- Written problem -
Collect all lines from the records below that include the word "Step".

- Data section -
** Start **
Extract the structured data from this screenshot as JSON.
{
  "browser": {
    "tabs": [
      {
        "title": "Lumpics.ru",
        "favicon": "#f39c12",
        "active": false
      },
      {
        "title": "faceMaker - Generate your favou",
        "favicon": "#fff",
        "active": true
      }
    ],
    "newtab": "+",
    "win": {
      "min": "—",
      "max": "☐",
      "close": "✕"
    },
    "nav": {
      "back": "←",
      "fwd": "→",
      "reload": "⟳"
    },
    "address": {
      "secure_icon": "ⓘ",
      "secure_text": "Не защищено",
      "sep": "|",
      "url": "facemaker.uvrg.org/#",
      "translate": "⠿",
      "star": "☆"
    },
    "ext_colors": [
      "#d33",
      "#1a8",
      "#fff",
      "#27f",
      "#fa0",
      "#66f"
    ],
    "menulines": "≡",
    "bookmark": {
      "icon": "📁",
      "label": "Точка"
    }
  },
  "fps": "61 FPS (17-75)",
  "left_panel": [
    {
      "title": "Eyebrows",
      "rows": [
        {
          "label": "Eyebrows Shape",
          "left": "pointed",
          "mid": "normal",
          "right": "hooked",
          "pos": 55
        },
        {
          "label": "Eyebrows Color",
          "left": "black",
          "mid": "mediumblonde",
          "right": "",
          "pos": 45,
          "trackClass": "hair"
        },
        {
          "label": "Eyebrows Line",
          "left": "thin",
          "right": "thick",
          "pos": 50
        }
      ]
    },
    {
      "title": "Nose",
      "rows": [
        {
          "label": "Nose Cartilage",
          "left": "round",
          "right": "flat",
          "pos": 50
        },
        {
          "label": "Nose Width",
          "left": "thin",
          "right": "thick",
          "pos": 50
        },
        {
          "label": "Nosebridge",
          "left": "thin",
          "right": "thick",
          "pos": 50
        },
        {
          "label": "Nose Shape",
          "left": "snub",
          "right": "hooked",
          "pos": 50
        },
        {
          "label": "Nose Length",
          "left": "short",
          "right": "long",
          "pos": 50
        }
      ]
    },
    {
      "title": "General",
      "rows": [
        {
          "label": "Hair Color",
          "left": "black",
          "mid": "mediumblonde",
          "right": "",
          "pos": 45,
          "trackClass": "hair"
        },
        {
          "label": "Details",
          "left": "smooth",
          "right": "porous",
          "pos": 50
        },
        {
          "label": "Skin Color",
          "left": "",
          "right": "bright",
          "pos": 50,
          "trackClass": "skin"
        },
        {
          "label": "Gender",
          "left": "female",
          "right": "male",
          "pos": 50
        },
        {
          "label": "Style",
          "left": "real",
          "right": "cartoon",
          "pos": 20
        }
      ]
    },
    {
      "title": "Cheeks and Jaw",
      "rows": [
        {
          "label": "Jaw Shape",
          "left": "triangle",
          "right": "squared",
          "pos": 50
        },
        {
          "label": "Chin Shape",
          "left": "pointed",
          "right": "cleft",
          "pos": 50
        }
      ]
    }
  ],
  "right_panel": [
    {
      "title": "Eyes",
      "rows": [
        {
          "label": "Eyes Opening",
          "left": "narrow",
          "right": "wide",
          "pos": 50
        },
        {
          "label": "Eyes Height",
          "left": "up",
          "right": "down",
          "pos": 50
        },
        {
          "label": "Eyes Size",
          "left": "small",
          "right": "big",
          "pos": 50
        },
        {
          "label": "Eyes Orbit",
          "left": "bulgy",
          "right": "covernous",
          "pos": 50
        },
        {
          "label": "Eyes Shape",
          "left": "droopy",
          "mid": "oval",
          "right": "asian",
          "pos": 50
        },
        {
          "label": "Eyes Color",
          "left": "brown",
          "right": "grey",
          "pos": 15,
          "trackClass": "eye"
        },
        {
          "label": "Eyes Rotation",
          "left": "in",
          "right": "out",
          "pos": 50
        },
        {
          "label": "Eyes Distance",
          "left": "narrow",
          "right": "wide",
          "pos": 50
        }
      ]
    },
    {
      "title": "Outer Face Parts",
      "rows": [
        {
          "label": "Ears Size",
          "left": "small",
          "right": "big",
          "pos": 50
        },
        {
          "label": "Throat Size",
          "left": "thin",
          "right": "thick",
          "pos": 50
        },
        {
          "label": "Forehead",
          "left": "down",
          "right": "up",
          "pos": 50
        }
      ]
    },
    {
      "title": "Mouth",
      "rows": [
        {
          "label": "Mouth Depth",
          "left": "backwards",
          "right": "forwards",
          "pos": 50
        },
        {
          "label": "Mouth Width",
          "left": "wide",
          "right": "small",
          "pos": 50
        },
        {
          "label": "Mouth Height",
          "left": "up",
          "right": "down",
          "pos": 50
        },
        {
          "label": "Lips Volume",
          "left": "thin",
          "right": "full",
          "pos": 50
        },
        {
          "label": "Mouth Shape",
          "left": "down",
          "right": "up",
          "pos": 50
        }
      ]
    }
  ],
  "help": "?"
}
** End **
** Start **
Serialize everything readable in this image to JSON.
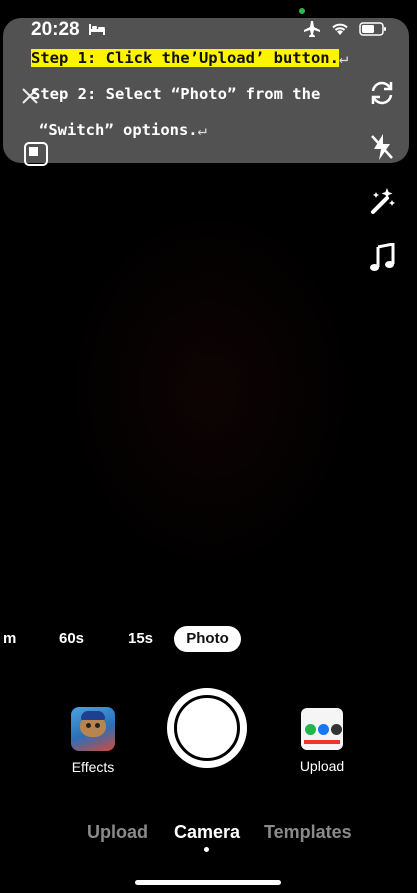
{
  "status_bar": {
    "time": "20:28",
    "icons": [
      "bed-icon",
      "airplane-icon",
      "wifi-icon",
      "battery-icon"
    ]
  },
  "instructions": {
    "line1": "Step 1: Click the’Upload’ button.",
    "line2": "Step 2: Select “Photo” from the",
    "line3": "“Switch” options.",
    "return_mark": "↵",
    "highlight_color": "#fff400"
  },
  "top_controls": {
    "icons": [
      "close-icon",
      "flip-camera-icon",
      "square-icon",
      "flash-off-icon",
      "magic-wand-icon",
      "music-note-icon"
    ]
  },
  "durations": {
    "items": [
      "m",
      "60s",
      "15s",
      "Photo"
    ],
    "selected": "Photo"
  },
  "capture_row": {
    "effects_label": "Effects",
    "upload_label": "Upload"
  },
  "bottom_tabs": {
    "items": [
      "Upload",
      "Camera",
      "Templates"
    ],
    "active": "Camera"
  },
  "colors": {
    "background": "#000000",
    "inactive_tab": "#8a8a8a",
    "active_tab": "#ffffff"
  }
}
** End **
- Solution to this exercise -
    "line1": "Step 1: Click the’Upload’ button.",
    "line2": "Step 2: Select “Photo” from the",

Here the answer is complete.